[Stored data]

--*--

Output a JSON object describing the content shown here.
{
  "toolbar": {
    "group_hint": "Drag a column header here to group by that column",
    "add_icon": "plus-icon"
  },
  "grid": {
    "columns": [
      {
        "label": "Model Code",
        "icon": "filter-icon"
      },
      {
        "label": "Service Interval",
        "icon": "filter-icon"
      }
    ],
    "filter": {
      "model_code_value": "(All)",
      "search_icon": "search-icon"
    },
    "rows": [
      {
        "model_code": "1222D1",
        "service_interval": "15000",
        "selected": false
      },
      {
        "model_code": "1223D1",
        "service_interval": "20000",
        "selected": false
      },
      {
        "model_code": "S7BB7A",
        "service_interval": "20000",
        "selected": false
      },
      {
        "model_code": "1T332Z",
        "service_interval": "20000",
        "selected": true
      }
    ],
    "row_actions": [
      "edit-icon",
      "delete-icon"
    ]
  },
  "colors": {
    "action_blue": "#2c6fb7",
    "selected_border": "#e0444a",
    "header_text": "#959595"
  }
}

--*--

### Exercise brief
Repeat the material above in full, quoting it exactly.

### Answer to the problem
Output a JSON object describing the content shown here.
{
  "toolbar": {
    "group_hint": "Drag a column header here to group by that column",
    "add_icon": "plus-icon"
  },
  "grid": {
    "columns": [
      {
        "label": "Model Code",
        "icon": "filter-icon"
      },
      {
        "label": "Service Interval",
        "icon": "filter-icon"
      }
    ],
    "filter": {
      "model_code_value": "(All)",
      "search_icon": "search-icon"
    },
    "rows": [
      {
        "model_code": "1222D1",
        "service_interval": "15000",
        "selected": false
      },
      {
        "model_code": "1223D1",
        "service_interval": "20000",
        "selected": false
      },
      {
        "model_code": "S7BB7A",
        "service_interval": "20000",
        "selected": false
      },
      {
        "model_code": "1T332Z",
        "service_interval": "20000",
        "selected": true
      }
    ],
    "row_actions": [
      "edit-icon",
      "delete-icon"
    ]
  },
  "colors": {
    "action_blue": "#2c6fb7",
    "selected_border": "#e0444a",
    "header_text": "#959595"
  }
}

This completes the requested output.